## EXERCISE AIM
Identify each line containing the word "партньори" and copy it.

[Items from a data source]
★ ★ ★ ★

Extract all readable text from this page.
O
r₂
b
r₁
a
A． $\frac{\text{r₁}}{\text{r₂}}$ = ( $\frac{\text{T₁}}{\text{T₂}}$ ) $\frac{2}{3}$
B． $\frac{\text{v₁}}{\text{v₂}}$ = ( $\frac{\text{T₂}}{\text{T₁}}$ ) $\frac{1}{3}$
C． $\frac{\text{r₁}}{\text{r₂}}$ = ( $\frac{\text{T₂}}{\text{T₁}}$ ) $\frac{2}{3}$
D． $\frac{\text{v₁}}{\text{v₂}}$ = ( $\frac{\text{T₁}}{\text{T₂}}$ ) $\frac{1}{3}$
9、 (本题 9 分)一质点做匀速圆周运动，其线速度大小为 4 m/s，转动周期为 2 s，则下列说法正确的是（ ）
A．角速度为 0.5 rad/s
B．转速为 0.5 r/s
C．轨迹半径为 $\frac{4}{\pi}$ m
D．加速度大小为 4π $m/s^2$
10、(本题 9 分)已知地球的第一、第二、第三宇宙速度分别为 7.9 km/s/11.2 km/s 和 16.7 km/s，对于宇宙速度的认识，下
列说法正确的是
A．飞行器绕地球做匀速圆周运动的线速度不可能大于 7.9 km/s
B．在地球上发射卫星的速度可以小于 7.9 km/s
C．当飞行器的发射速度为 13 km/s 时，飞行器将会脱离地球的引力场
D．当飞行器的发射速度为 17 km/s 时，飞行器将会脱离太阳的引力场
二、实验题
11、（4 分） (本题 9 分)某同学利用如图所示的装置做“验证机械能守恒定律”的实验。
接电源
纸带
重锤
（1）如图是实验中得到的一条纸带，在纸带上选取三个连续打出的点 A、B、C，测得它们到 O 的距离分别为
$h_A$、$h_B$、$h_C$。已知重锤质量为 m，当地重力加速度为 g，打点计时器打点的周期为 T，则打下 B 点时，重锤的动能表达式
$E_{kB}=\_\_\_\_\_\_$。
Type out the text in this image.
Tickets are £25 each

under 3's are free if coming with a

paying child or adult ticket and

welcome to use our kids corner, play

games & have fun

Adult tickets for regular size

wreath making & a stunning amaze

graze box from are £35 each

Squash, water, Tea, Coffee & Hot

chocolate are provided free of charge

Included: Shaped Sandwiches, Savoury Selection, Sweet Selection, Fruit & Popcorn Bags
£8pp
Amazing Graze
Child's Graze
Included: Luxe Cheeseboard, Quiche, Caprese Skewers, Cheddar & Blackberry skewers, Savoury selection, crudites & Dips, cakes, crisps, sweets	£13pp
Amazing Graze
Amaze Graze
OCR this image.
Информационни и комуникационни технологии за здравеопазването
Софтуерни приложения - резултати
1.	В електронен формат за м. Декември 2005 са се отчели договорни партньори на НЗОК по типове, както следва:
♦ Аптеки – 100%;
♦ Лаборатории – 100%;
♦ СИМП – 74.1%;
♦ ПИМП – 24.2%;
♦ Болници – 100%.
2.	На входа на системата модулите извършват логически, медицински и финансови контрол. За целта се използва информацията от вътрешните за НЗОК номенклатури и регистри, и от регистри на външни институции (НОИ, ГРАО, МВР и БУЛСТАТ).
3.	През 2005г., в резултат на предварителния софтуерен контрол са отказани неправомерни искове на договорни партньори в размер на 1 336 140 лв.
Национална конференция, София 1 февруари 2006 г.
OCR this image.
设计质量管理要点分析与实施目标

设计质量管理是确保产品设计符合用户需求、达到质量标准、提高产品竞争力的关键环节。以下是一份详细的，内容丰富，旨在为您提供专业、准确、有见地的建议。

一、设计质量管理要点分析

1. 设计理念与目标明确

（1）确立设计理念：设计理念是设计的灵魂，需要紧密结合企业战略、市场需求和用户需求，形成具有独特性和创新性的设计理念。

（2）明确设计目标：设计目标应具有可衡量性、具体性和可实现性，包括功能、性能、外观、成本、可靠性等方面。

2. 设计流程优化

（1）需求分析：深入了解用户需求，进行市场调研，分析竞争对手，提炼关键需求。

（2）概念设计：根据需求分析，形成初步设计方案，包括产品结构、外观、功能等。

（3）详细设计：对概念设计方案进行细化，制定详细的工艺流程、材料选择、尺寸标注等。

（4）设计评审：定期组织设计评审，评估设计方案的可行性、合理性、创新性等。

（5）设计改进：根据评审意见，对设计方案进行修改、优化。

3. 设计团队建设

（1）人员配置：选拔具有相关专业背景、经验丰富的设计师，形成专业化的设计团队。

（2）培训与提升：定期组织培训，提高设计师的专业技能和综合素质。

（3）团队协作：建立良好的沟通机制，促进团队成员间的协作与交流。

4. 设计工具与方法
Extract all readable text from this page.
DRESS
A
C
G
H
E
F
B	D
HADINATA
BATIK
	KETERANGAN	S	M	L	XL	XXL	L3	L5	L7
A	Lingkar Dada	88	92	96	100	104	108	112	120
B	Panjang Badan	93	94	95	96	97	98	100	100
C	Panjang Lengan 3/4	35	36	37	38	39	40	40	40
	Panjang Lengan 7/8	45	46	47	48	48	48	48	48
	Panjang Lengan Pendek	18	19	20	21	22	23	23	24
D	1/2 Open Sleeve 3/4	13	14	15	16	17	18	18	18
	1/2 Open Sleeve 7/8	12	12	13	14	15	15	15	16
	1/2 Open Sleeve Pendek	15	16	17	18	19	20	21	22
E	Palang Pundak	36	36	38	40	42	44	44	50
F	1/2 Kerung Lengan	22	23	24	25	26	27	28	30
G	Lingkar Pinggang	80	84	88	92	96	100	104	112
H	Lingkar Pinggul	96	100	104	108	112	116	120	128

★ ★ ★ ★

## WRITTEN SOLUTION
1.	В електронен формат за м. Декември 2005 са се отчели договорни партньори на НЗОК по типове, както следва:
3.	През 2005г., в резултат на предварителния софтуерен контрол са отказани неправомерни искове на договорни партньори в размер на 1 336 140 лв.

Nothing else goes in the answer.